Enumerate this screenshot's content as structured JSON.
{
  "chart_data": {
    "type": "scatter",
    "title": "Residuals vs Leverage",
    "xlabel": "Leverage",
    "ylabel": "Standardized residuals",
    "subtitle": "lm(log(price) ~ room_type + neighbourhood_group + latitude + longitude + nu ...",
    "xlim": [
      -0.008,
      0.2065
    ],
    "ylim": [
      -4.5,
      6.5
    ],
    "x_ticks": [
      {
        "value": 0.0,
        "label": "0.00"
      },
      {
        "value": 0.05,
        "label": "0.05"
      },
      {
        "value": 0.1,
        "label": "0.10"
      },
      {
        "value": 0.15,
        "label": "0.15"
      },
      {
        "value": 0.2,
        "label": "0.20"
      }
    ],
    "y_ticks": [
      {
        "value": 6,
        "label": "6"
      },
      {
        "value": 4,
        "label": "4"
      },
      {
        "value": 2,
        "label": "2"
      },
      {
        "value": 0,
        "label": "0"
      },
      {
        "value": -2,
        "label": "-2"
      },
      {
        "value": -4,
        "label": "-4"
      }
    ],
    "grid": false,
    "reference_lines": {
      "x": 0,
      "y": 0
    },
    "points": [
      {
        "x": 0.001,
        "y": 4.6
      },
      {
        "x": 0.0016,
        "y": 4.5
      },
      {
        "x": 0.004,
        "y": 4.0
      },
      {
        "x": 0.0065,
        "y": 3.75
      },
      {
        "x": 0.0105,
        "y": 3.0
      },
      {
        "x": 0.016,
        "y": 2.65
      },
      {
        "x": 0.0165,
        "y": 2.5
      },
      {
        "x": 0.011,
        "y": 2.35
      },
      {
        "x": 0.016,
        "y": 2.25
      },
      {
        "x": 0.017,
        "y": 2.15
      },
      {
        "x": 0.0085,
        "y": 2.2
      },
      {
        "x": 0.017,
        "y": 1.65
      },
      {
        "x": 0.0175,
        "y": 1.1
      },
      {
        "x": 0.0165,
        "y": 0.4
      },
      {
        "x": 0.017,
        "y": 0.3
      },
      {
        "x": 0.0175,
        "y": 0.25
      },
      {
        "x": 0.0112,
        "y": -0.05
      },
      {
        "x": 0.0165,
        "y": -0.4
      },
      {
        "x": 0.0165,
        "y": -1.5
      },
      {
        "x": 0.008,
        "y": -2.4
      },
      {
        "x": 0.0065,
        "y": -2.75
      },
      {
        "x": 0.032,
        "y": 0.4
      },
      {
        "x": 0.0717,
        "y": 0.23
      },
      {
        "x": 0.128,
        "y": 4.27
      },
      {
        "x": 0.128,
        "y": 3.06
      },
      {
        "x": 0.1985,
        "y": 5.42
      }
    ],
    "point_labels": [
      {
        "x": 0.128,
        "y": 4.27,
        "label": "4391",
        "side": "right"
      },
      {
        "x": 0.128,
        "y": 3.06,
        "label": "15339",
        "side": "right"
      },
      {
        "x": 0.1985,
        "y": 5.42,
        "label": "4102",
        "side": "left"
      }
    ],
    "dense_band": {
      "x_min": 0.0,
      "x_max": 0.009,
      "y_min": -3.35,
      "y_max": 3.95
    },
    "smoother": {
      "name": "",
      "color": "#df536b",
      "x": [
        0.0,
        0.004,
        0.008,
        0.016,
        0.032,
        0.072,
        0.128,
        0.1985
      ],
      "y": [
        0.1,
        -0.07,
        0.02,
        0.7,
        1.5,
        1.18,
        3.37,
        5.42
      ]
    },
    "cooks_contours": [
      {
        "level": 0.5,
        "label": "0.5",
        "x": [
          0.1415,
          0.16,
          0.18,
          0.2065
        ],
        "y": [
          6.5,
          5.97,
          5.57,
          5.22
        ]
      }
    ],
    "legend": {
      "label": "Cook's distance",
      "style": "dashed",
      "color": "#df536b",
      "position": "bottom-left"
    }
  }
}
■ ■ ■
What you will do ▸
Write the data from above out again, exactly.

Final result ▸
Enumerate this screenshot's content as structured JSON.
{
  "chart_data": {
    "type": "scatter",
    "title": "Residuals vs Leverage",
    "xlabel": "Leverage",
    "ylabel": "Standardized residuals",
    "subtitle": "lm(log(price) ~ room_type + neighbourhood_group + latitude + longitude + nu ...",
    "xlim": [
      -0.008,
      0.2065
    ],
    "ylim": [
      -4.5,
      6.5
    ],
    "x_ticks": [
      {
        "value": 0.0,
        "label": "0.00"
      },
      {
        "value": 0.05,
        "label": "0.05"
      },
      {
        "value": 0.1,
        "label": "0.10"
      },
      {
        "value": 0.15,
        "label": "0.15"
      },
      {
        "value": 0.2,
        "label": "0.20"
      }
    ],
    "y_ticks": [
      {
        "value": 6,
        "label": "6"
      },
      {
        "value": 4,
        "label": "4"
      },
      {
        "value": 2,
        "label": "2"
      },
      {
        "value": 0,
        "label": "0"
      },
      {
        "value": -2,
        "label": "-2"
      },
      {
        "value": -4,
        "label": "-4"
      }
    ],
    "grid": false,
    "reference_lines": {
      "x": 0,
      "y": 0
    },
    "points": [
      {
        "x": 0.001,
        "y": 4.6
      },
      {
        "x": 0.0016,
        "y": 4.5
      },
      {
        "x": 0.004,
        "y": 4.0
      },
      {
        "x": 0.0065,
        "y": 3.75
      },
      {
        "x": 0.0105,
        "y": 3.0
      },
      {
        "x": 0.016,
        "y": 2.65
      },
      {
        "x": 0.0165,
        "y": 2.5
      },
      {
        "x": 0.011,
        "y": 2.35
      },
      {
        "x": 0.016,
        "y": 2.25
      },
      {
        "x": 0.017,
        "y": 2.15
      },
      {
        "x": 0.0085,
        "y": 2.2
      },
      {
        "x": 0.017,
        "y": 1.65
      },
      {
        "x": 0.0175,
        "y": 1.1
      },
      {
        "x": 0.0165,
        "y": 0.4
      },
      {
        "x": 0.017,
        "y": 0.3
      },
      {
        "x": 0.0175,
        "y": 0.25
      },
      {
        "x": 0.0112,
        "y": -0.05
      },
      {
        "x": 0.0165,
        "y": -0.4
      },
      {
        "x": 0.0165,
        "y": -1.5
      },
      {
        "x": 0.008,
        "y": -2.4
      },
      {
        "x": 0.0065,
        "y": -2.75
      },
      {
        "x": 0.032,
        "y": 0.4
      },
      {
        "x": 0.0717,
        "y": 0.23
      },
      {
        "x": 0.128,
        "y": 4.27
      },
      {
        "x": 0.128,
        "y": 3.06
      },
      {
        "x": 0.1985,
        "y": 5.42
      }
    ],
    "point_labels": [
      {
        "x": 0.128,
        "y": 4.27,
        "label": "4391",
        "side": "right"
      },
      {
        "x": 0.128,
        "y": 3.06,
        "label": "15339",
        "side": "right"
      },
      {
        "x": 0.1985,
        "y": 5.42,
        "label": "4102",
        "side": "left"
      }
    ],
    "dense_band": {
      "x_min": 0.0,
      "x_max": 0.009,
      "y_min": -3.35,
      "y_max": 3.95
    },
    "smoother": {
      "name": "",
      "color": "#df536b",
      "x": [
        0.0,
        0.004,
        0.008,
        0.016,
        0.032,
        0.072,
        0.128,
        0.1985
      ],
      "y": [
        0.1,
        -0.07,
        0.02,
        0.7,
        1.5,
        1.18,
        3.37,
        5.42
      ]
    },
    "cooks_contours": [
      {
        "level": 0.5,
        "label": "0.5",
        "x": [
          0.1415,
          0.16,
          0.18,
          0.2065
        ],
        "y": [
          6.5,
          5.97,
          5.57,
          5.22
        ]
      }
    ],
    "legend": {
      "label": "Cook's distance",
      "style": "dashed",
      "color": "#df536b",
      "position": "bottom-left"
    }
  }
}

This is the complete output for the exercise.